Exercise prompt:
Copy out the lines that have "Kharkhorin" in them.

++++

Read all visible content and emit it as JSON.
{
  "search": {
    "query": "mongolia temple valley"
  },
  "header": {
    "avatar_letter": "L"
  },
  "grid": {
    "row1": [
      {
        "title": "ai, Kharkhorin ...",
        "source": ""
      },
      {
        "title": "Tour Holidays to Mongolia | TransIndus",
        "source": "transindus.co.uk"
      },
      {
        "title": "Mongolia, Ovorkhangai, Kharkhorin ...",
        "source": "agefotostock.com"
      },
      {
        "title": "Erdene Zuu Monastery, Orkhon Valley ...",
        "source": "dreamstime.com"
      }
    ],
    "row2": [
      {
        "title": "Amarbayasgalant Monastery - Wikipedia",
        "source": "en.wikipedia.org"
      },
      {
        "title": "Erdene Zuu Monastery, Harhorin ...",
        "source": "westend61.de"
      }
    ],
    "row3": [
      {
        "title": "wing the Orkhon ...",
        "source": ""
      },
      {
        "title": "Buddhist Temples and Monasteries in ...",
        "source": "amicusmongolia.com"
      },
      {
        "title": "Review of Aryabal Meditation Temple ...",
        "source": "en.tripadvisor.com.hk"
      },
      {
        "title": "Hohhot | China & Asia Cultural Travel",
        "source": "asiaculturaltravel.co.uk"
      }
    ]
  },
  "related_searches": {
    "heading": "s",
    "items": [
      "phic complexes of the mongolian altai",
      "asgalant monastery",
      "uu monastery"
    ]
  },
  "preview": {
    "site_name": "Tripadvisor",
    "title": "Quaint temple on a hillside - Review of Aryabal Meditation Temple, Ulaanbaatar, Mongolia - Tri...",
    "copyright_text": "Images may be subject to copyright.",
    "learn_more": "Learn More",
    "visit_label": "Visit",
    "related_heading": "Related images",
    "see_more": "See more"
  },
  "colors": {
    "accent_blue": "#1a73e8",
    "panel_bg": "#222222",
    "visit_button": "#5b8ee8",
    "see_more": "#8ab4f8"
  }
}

++++

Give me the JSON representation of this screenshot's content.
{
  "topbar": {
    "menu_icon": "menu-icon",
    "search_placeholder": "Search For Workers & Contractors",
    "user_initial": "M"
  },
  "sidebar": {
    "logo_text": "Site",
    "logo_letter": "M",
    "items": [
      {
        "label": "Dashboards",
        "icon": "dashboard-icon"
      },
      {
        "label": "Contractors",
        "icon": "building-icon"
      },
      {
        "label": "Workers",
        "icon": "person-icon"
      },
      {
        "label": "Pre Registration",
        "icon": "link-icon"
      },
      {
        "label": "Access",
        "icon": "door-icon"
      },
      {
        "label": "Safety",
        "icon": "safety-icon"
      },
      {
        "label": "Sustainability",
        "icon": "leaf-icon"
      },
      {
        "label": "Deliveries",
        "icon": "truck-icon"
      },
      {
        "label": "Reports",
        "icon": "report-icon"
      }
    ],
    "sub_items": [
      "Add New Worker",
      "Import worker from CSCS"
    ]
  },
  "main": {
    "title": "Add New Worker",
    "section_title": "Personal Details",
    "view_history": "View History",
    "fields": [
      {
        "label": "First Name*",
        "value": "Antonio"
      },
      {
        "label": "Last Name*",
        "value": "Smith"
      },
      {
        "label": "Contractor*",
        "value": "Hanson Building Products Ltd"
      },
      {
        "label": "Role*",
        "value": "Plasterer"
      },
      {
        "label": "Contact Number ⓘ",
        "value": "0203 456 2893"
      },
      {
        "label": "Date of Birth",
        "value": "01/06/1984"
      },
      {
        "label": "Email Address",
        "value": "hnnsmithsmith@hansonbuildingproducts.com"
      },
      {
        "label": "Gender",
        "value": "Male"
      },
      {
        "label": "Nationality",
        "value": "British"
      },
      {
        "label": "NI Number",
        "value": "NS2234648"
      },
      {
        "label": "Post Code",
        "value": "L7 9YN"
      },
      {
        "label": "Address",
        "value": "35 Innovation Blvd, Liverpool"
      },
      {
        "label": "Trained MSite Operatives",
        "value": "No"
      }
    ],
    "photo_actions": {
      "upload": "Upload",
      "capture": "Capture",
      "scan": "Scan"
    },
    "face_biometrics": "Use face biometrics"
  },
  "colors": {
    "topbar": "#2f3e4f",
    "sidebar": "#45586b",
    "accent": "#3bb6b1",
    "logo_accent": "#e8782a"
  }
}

++++

Response:
        "title": "ai, Kharkhorin ...",
        "title": "Mongolia, Ovorkhangai, Kharkhorin ...",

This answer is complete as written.